**Exercise objective**
Return the records in full, exactly as given.

Dataset entries
START

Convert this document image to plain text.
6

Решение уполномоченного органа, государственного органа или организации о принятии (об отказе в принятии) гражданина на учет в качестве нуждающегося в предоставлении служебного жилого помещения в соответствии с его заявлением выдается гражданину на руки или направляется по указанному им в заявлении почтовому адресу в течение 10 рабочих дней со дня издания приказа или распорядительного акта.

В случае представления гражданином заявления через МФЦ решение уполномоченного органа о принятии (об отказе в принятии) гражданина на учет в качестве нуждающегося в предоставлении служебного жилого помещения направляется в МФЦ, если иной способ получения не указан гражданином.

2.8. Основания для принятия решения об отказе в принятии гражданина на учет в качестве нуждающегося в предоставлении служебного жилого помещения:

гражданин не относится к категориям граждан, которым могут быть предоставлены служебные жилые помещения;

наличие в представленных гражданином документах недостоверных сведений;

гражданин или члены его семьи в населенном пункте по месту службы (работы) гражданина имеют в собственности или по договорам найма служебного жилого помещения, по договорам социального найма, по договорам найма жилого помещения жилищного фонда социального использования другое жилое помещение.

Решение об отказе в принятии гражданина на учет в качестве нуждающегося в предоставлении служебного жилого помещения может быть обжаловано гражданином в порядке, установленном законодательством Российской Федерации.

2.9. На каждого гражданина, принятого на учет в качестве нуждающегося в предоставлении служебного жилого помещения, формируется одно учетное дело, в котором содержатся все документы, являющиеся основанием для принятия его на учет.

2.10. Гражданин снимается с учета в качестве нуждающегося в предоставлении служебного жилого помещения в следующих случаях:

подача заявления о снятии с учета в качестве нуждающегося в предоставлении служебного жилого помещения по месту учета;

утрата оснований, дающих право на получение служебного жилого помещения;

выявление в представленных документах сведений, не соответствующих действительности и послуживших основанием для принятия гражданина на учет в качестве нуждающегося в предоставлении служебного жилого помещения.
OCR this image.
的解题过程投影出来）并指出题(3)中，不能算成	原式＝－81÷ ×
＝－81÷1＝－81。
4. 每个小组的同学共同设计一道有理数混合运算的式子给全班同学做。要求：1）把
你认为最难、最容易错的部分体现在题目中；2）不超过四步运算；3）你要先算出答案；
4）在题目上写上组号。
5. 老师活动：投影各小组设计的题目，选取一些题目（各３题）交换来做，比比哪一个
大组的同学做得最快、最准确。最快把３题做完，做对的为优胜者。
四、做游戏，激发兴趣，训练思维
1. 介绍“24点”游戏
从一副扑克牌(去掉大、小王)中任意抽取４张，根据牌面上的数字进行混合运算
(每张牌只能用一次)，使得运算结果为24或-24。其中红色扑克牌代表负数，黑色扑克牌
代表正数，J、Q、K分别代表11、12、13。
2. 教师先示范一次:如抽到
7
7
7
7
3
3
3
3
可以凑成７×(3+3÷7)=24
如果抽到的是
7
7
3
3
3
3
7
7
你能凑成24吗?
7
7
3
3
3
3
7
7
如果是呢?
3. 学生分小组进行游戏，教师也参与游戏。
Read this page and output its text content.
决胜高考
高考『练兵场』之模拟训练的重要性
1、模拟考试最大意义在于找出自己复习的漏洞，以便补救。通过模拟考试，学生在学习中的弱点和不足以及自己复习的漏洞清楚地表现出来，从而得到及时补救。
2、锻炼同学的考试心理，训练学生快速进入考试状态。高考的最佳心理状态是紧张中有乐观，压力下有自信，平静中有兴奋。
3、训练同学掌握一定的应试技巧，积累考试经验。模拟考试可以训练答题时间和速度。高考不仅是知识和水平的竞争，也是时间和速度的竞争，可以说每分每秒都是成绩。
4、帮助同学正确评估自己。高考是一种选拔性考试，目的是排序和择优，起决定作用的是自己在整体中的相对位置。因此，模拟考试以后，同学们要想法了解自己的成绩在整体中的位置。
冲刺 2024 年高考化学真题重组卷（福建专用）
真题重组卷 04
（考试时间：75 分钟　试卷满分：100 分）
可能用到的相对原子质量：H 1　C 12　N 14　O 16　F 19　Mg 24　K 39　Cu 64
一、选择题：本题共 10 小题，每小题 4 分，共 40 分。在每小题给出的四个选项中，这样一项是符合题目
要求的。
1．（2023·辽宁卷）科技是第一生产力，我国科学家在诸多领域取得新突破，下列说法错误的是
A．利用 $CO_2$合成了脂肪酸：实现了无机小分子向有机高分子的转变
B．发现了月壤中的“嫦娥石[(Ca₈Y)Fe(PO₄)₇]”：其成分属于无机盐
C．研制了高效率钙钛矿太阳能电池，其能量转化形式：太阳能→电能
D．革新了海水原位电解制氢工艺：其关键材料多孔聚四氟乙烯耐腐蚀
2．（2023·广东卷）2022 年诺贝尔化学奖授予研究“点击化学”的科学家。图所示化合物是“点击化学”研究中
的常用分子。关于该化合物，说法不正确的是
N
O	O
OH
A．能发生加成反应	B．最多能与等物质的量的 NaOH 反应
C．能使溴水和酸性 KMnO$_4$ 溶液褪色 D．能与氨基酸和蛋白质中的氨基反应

END

**The solution**
Convert this document image to plain text.
6

Решение уполномоченного органа, государственного органа или организации о принятии (об отказе в принятии) гражданина на учет в качестве нуждающегося в предоставлении служебного жилого помещения в соответствии с его заявлением выдается гражданину на руки или направляется по указанному им в заявлении почтовому адресу в течение 10 рабочих дней со дня издания приказа или распорядительного акта.

В случае представления гражданином заявления через МФЦ решение уполномоченного органа о принятии (об отказе в принятии) гражданина на учет в качестве нуждающегося в предоставлении служебного жилого помещения направляется в МФЦ, если иной способ получения не указан гражданином.

2.8. Основания для принятия решения об отказе в принятии гражданина на учет в качестве нуждающегося в предоставлении служебного жилого помещения:

гражданин не относится к категориям граждан, которым могут быть предоставлены служебные жилые помещения;

наличие в представленных гражданином документах недостоверных сведений;

гражданин или члены его семьи в населенном пункте по месту службы (работы) гражданина имеют в собственности или по договорам найма служебного жилого помещения, по договорам социального найма, по договорам найма жилого помещения жилищного фонда социального использования другое жилое помещение.

Решение об отказе в принятии гражданина на учет в качестве нуждающегося в предоставлении служебного жилого помещения может быть обжаловано гражданином в порядке, установленном законодательством Российской Федерации.

2.9. На каждого гражданина, принятого на учет в качестве нуждающегося в предоставлении служебного жилого помещения, формируется одно учетное дело, в котором содержатся все документы, являющиеся основанием для принятия его на учет.

2.10. Гражданин снимается с учета в качестве нуждающегося в предоставлении служебного жилого помещения в следующих случаях:

подача заявления о снятии с учета в качестве нуждающегося в предоставлении служебного жилого помещения по месту учета;

утрата оснований, дающих право на получение служебного жилого помещения;

выявление в представленных документах сведений, не соответствующих действительности и послуживших основанием для принятия гражданина на учет в качестве нуждающегося в предоставлении служебного жилого помещения.
OCR this image.
的解题过程投影出来）并指出题(3)中，不能算成	原式＝－81÷ ×
＝－81÷1＝－81。
4. 每个小组的同学共同设计一道有理数混合运算的式子给全班同学做。要求：1）把
你认为最难、最容易错的部分体现在题目中；2）不超过四步运算；3）你要先算出答案；
4）在题目上写上组号。
5. 老师活动：投影各小组设计的题目，选取一些题目（各３题）交换来做，比比哪一个
大组的同学做得最快、最准确。最快把３题做完，做对的为优胜者。
四、做游戏，激发兴趣，训练思维
1. 介绍“24点”游戏
从一副扑克牌(去掉大、小王)中任意抽取４张，根据牌面上的数字进行混合运算
(每张牌只能用一次)，使得运算结果为24或-24。其中红色扑克牌代表负数，黑色扑克牌
代表正数，J、Q、K分别代表11、12、13。
2. 教师先示范一次:如抽到
7
7
7
7
3
3
3
3
可以凑成７×(3+3÷7)=24
如果抽到的是
7
7
3
3
3
3
7
7
你能凑成24吗?
7
7
3
3
3
3
7
7
如果是呢?
3. 学生分小组进行游戏，教师也参与游戏。
Read this page and output its text content.
决胜高考
高考『练兵场』之模拟训练的重要性
1、模拟考试最大意义在于找出自己复习的漏洞，以便补救。通过模拟考试，学生在学习中的弱点和不足以及自己复习的漏洞清楚地表现出来，从而得到及时补救。
2、锻炼同学的考试心理，训练学生快速进入考试状态。高考的最佳心理状态是紧张中有乐观，压力下有自信，平静中有兴奋。
3、训练同学掌握一定的应试技巧，积累考试经验。模拟考试可以训练答题时间和速度。高考不仅是知识和水平的竞争，也是时间和速度的竞争，可以说每分每秒都是成绩。
4、帮助同学正确评估自己。高考是一种选拔性考试，目的是排序和择优，起决定作用的是自己在整体中的相对位置。因此，模拟考试以后，同学们要想法了解自己的成绩在整体中的位置。
冲刺 2024 年高考化学真题重组卷（福建专用）
真题重组卷 04
（考试时间：75 分钟　试卷满分：100 分）
可能用到的相对原子质量：H 1　C 12　N 14　O 16　F 19　Mg 24　K 39　Cu 64
一、选择题：本题共 10 小题，每小题 4 分，共 40 分。在每小题给出的四个选项中，这样一项是符合题目
要求的。
1．（2023·辽宁卷）科技是第一生产力，我国科学家在诸多领域取得新突破，下列说法错误的是
A．利用 $CO_2$合成了脂肪酸：实现了无机小分子向有机高分子的转变
B．发现了月壤中的“嫦娥石[(Ca₈Y)Fe(PO₄)₇]”：其成分属于无机盐
C．研制了高效率钙钛矿太阳能电池，其能量转化形式：太阳能→电能
D．革新了海水原位电解制氢工艺：其关键材料多孔聚四氟乙烯耐腐蚀
2．（2023·广东卷）2022 年诺贝尔化学奖授予研究“点击化学”的科学家。图所示化合物是“点击化学”研究中
的常用分子。关于该化合物，说法不正确的是
N
O	O
OH
A．能发生加成反应	B．最多能与等物质的量的 NaOH 反应
C．能使溴水和酸性 KMnO$_4$ 溶液褪色 D．能与氨基酸和蛋白质中的氨基反应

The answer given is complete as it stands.